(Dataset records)
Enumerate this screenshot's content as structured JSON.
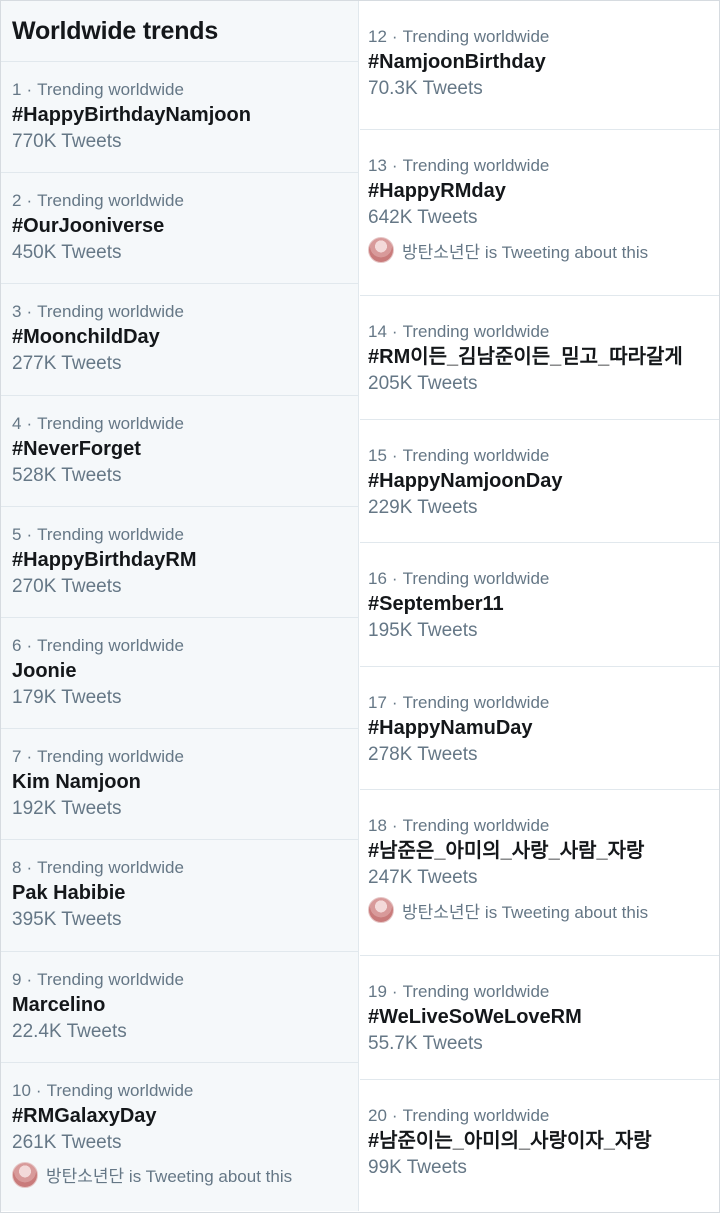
{
  "header": {
    "title": "Worldwide trends"
  },
  "trend_meta_label": "Trending worldwide",
  "left_trends": [
    {
      "rank": "1",
      "name": "#HappyBirthdayNamjoon",
      "count": "770K Tweets"
    },
    {
      "rank": "2",
      "name": "#OurJooniverse",
      "count": "450K Tweets"
    },
    {
      "rank": "3",
      "name": "#MoonchildDay",
      "count": "277K Tweets"
    },
    {
      "rank": "4",
      "name": "#NeverForget",
      "count": "528K Tweets"
    },
    {
      "rank": "5",
      "name": "#HappyBirthdayRM",
      "count": "270K Tweets"
    },
    {
      "rank": "6",
      "name": "Joonie",
      "count": "179K Tweets"
    },
    {
      "rank": "7",
      "name": "Kim Namjoon",
      "count": "192K Tweets"
    },
    {
      "rank": "8",
      "name": "Pak Habibie",
      "count": "395K Tweets"
    },
    {
      "rank": "9",
      "name": "Marcelino",
      "count": "22.4K Tweets"
    },
    {
      "rank": "10",
      "name": "#RMGalaxyDay",
      "count": "261K Tweets",
      "context": "방탄소년단 is Tweeting about this"
    }
  ],
  "right_trends": [
    {
      "rank": "12",
      "name": "#NamjoonBirthday",
      "count": "70.3K Tweets"
    },
    {
      "rank": "13",
      "name": "#HappyRMday",
      "count": "642K Tweets",
      "context": "방탄소년단 is Tweeting about this"
    },
    {
      "rank": "14",
      "name": "#RM이든_김남준이든_믿고_따라갈게",
      "count": "205K Tweets"
    },
    {
      "rank": "15",
      "name": "#HappyNamjoonDay",
      "count": "229K Tweets"
    },
    {
      "rank": "16",
      "name": "#September11",
      "count": "195K Tweets"
    },
    {
      "rank": "17",
      "name": "#HappyNamuDay",
      "count": "278K Tweets"
    },
    {
      "rank": "18",
      "name": "#남준은_아미의_사랑_사람_자랑",
      "count": "247K Tweets",
      "context": "방탄소년단 is Tweeting about this"
    },
    {
      "rank": "19",
      "name": "#WeLiveSoWeLoveRM",
      "count": "55.7K Tweets"
    },
    {
      "rank": "20",
      "name": "#남준이는_아미의_사랑이자_자랑",
      "count": "99K Tweets"
    }
  ]
}
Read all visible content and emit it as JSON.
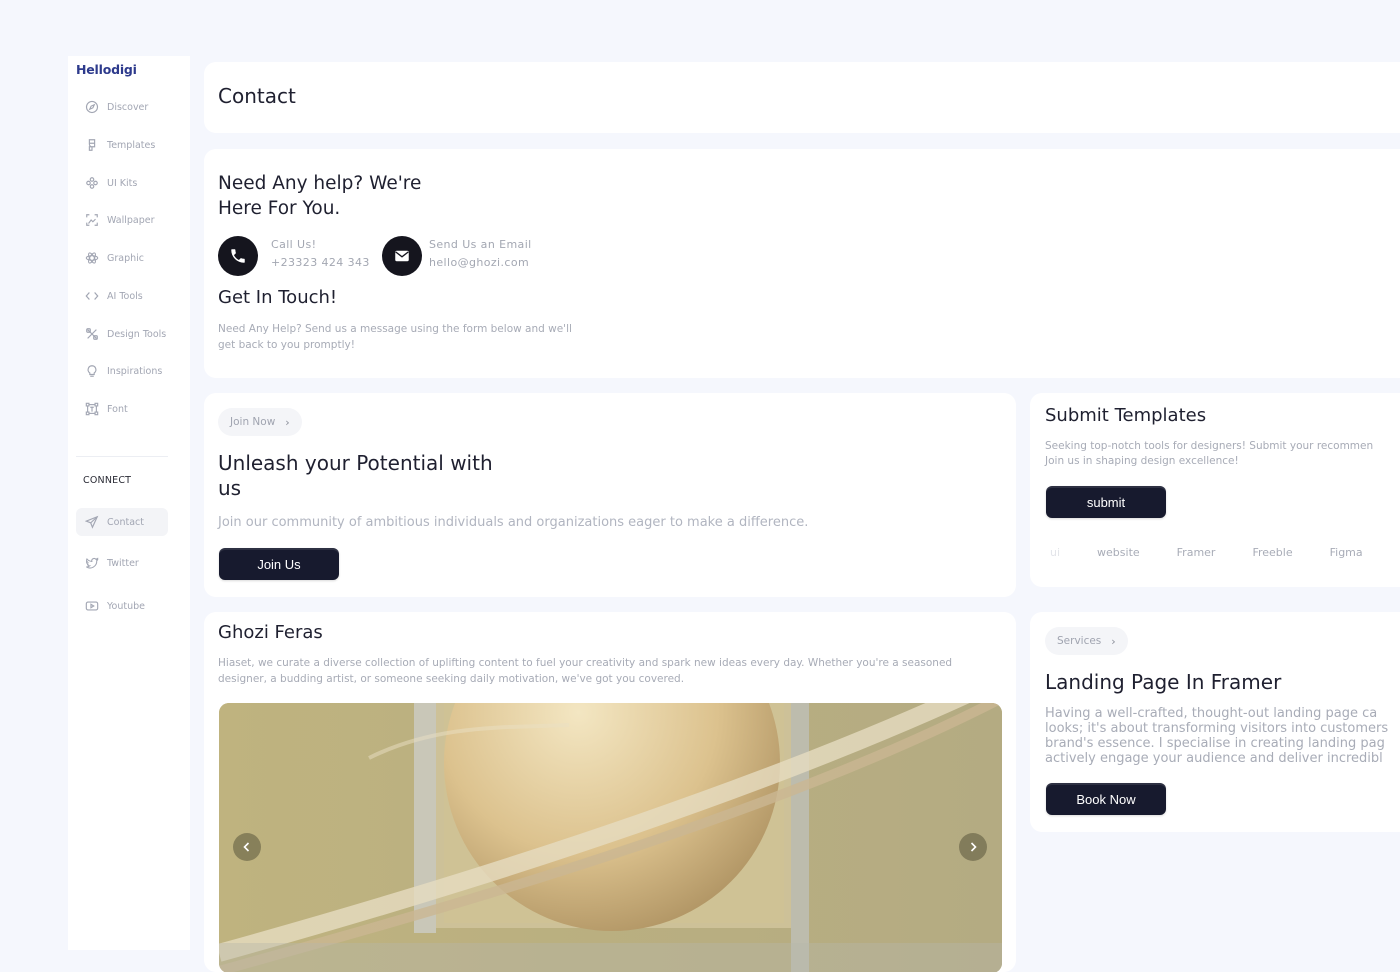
{
  "sidebar": {
    "brand": "Hellodigi",
    "items": [
      {
        "label": "Discover",
        "icon": "compass-icon"
      },
      {
        "label": "Templates",
        "icon": "figma-icon"
      },
      {
        "label": "UI Kits",
        "icon": "components-icon"
      },
      {
        "label": "Wallpaper",
        "icon": "image-icon"
      },
      {
        "label": "Graphic",
        "icon": "atom-icon"
      },
      {
        "label": "AI Tools",
        "icon": "code-icon"
      },
      {
        "label": "Design Tools",
        "icon": "tools-icon"
      },
      {
        "label": "Inspirations",
        "icon": "lightbulb-icon"
      },
      {
        "label": "Font",
        "icon": "text-frame-icon"
      }
    ],
    "connect_heading": "CONNECT",
    "connect_items": [
      {
        "label": "Contact",
        "icon": "send-icon",
        "active": true
      },
      {
        "label": "Twitter",
        "icon": "twitter-icon"
      },
      {
        "label": "Youtube",
        "icon": "youtube-icon"
      }
    ]
  },
  "header": {
    "title": "Contact"
  },
  "help": {
    "title": "Need Any help? We're Here For You.",
    "call_label": "Call Us!",
    "call_value": "+23323 424 343",
    "email_label": "Send Us an Email",
    "email_value": "hello@ghozi.com",
    "touch_title": "Get In Touch!",
    "touch_desc": "Need Any Help? Send us a message using the form below and we'll get back to you promptly!"
  },
  "join": {
    "pill": "Join Now",
    "title": "Unleash your Potential with us",
    "desc": "Join our community of ambitious individuals and organizations eager to make a difference.",
    "button": "Join Us"
  },
  "submit": {
    "title": "Submit Templates",
    "desc_line1": "Seeking top-notch tools for designers! Submit your recommen",
    "desc_line2": "Join us in shaping design excellence!",
    "button": "submit",
    "tags": [
      "ui",
      "website",
      "Framer",
      "Freeble",
      "Figma"
    ]
  },
  "ghozi": {
    "title": "Ghozi Feras",
    "desc": "Hiaset, we curate a diverse collection of uplifting content to fuel your creativity and spark new ideas every day. Whether you're a seasoned designer, a budding artist, or someone seeking daily motivation, we've got you covered."
  },
  "landing": {
    "pill": "Services",
    "title": "Landing Page In Framer",
    "desc_lines": [
      "Having a well-crafted, thought-out landing page ca",
      "looks; it's about transforming visitors into customers",
      "brand's essence. I specialise in creating landing pag",
      "actively engage your audience and deliver incredibl"
    ],
    "button": "Book Now"
  },
  "colors": {
    "accent": "#2d3a8c",
    "button": "#171a2e",
    "background": "#f5f7fd"
  }
}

Directions for this task
Reproduce all entries without any change, and omit the pictures.

Exercise output
Enumerate this screenshot's content as structured JSON.
{
  "header": {
    "title": "Worldwide trends"
  },
  "trend_meta_label": "Trending worldwide",
  "left_trends": [
    {
      "rank": "1",
      "name": "#HappyBirthdayNamjoon",
      "count": "770K Tweets"
    },
    {
      "rank": "2",
      "name": "#OurJooniverse",
      "count": "450K Tweets"
    },
    {
      "rank": "3",
      "name": "#MoonchildDay",
      "count": "277K Tweets"
    },
    {
      "rank": "4",
      "name": "#NeverForget",
      "count": "528K Tweets"
    },
    {
      "rank": "5",
      "name": "#HappyBirthdayRM",
      "count": "270K Tweets"
    },
    {
      "rank": "6",
      "name": "Joonie",
      "count": "179K Tweets"
    },
    {
      "rank": "7",
      "name": "Kim Namjoon",
      "count": "192K Tweets"
    },
    {
      "rank": "8",
      "name": "Pak Habibie",
      "count": "395K Tweets"
    },
    {
      "rank": "9",
      "name": "Marcelino",
      "count": "22.4K Tweets"
    },
    {
      "rank": "10",
      "name": "#RMGalaxyDay",
      "count": "261K Tweets",
      "context": "방탄소년단 is Tweeting about this"
    }
  ],
  "right_trends": [
    {
      "rank": "12",
      "name": "#NamjoonBirthday",
      "count": "70.3K Tweets"
    },
    {
      "rank": "13",
      "name": "#HappyRMday",
      "count": "642K Tweets",
      "context": "방탄소년단 is Tweeting about this"
    },
    {
      "rank": "14",
      "name": "#RM이든_김남준이든_믿고_따라갈게",
      "count": "205K Tweets"
    },
    {
      "rank": "15",
      "name": "#HappyNamjoonDay",
      "count": "229K Tweets"
    },
    {
      "rank": "16",
      "name": "#September11",
      "count": "195K Tweets"
    },
    {
      "rank": "17",
      "name": "#HappyNamuDay",
      "count": "278K Tweets"
    },
    {
      "rank": "18",
      "name": "#남준은_아미의_사랑_사람_자랑",
      "count": "247K Tweets",
      "context": "방탄소년단 is Tweeting about this"
    },
    {
      "rank": "19",
      "name": "#WeLiveSoWeLoveRM",
      "count": "55.7K Tweets"
    },
    {
      "rank": "20",
      "name": "#남준이는_아미의_사랑이자_자랑",
      "count": "99K Tweets"
    }
  ]
}
Read all visible content and emit it as JSON.
{
  "sidebar": {
    "brand": "Hellodigi",
    "items": [
      {
        "label": "Discover",
        "icon": "compass-icon"
      },
      {
        "label": "Templates",
        "icon": "figma-icon"
      },
      {
        "label": "UI Kits",
        "icon": "components-icon"
      },
      {
        "label": "Wallpaper",
        "icon": "image-icon"
      },
      {
        "label": "Graphic",
        "icon": "atom-icon"
      },
      {
        "label": "AI Tools",
        "icon": "code-icon"
      },
      {
        "label": "Design Tools",
        "icon": "tools-icon"
      },
      {
        "label": "Inspirations",
        "icon": "lightbulb-icon"
      },
      {
        "label": "Font",
        "icon": "text-frame-icon"
      }
    ],
    "connect_heading": "CONNECT",
    "connect_items": [
      {
        "label": "Contact",
        "icon": "send-icon",
        "active": true
      },
      {
        "label": "Twitter",
        "icon": "twitter-icon"
      },
      {
        "label": "Youtube",
        "icon": "youtube-icon"
      }
    ]
  },
  "header": {
    "title": "Contact"
  },
  "help": {
    "title": "Need Any help? We're Here For You.",
    "call_label": "Call Us!",
    "call_value": "+23323 424 343",
    "email_label": "Send Us an Email",
    "email_value": "hello@ghozi.com",
    "touch_title": "Get In Touch!",
    "touch_desc": "Need Any Help? Send us a message using the form below and we'll get back to you promptly!"
  },
  "join": {
    "pill": "Join Now",
    "title": "Unleash your Potential with us",
    "desc": "Join our community of ambitious individuals and organizations eager to make a difference.",
    "button": "Join Us"
  },
  "submit": {
    "title": "Submit Templates",
    "desc_line1": "Seeking top-notch tools for designers! Submit your recommen",
    "desc_line2": "Join us in shaping design excellence!",
    "button": "submit",
    "tags": [
      "ui",
      "website",
      "Framer",
      "Freeble",
      "Figma"
    ]
  },
  "ghozi": {
    "title": "Ghozi Feras",
    "desc": "Hiaset, we curate a diverse collection of uplifting content to fuel your creativity and spark new ideas every day. Whether you're a seasoned designer, a budding artist, or someone seeking daily motivation, we've got you covered."
  },
  "landing": {
    "pill": "Services",
    "title": "Landing Page In Framer",
    "desc_lines": [
      "Having a well-crafted, thought-out landing page ca",
      "looks; it's about transforming visitors into customers",
      "brand's essence. I specialise in creating landing pag",
      "actively engage your audience and deliver incredibl"
    ],
    "button": "Book Now"
  },
  "colors": {
    "accent": "#2d3a8c",
    "button": "#171a2e",
    "background": "#f5f7fd"
  }
}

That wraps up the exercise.